Records from a collection
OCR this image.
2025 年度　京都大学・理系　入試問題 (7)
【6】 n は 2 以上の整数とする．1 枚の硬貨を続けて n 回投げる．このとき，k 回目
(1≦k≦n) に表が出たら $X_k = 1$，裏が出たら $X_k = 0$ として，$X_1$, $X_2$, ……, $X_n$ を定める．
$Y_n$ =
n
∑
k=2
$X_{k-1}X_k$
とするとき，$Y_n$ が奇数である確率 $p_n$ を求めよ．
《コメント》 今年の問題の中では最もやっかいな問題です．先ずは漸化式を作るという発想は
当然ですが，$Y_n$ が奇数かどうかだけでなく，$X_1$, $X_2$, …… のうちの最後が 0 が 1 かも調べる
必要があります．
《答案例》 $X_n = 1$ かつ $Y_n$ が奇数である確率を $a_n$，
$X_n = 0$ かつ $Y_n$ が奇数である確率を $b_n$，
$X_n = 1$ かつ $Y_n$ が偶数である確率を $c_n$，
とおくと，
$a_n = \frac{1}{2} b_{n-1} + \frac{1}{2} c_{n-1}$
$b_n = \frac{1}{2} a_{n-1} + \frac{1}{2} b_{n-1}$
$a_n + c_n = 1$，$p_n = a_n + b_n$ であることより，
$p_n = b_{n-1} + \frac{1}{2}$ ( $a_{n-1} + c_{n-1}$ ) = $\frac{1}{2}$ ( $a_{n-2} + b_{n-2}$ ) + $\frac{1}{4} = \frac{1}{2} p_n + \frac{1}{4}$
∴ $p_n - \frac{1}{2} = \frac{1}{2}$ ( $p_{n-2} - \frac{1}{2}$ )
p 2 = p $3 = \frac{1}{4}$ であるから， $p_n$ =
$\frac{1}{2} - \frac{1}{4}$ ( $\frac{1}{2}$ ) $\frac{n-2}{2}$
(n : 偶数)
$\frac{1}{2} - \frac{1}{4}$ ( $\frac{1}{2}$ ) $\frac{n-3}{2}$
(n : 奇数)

SHORT TASK
Extract each line from the listing above, please, and repeat it exactly.

RESPONSE BELOW
OCR this image.
2025 年度　京都大学・理系　入試問題 (7)
【6】 n は 2 以上の整数とする．1 枚の硬貨を続けて n 回投げる．このとき，k 回目
(1≦k≦n) に表が出たら $X_k = 1$，裏が出たら $X_k = 0$ として，$X_1$, $X_2$, ……, $X_n$ を定める．
$Y_n$ =
n
∑
k=2
$X_{k-1}X_k$
とするとき，$Y_n$ が奇数である確率 $p_n$ を求めよ．
《コメント》 今年の問題の中では最もやっかいな問題です．先ずは漸化式を作るという発想は
当然ですが，$Y_n$ が奇数かどうかだけでなく，$X_1$, $X_2$, …… のうちの最後が 0 が 1 かも調べる
必要があります．
《答案例》 $X_n = 1$ かつ $Y_n$ が奇数である確率を $a_n$，
$X_n = 0$ かつ $Y_n$ が奇数である確率を $b_n$，
$X_n = 1$ かつ $Y_n$ が偶数である確率を $c_n$，
とおくと，
$a_n = \frac{1}{2} b_{n-1} + \frac{1}{2} c_{n-1}$
$b_n = \frac{1}{2} a_{n-1} + \frac{1}{2} b_{n-1}$
$a_n + c_n = 1$，$p_n = a_n + b_n$ であることより，
$p_n = b_{n-1} + \frac{1}{2}$ ( $a_{n-1} + c_{n-1}$ ) = $\frac{1}{2}$ ( $a_{n-2} + b_{n-2}$ ) + $\frac{1}{4} = \frac{1}{2} p_n + \frac{1}{4}$
∴ $p_n - \frac{1}{2} = \frac{1}{2}$ ( $p_{n-2} - \frac{1}{2}$ )
p 2 = p $3 = \frac{1}{4}$ であるから， $p_n$ =
$\frac{1}{2} - \frac{1}{4}$ ( $\frac{1}{2}$ ) $\frac{n-2}{2}$
(n : 偶数)
$\frac{1}{2} - \frac{1}{4}$ ( $\frac{1}{2}$ ) $\frac{n-3}{2}$
(n : 奇数)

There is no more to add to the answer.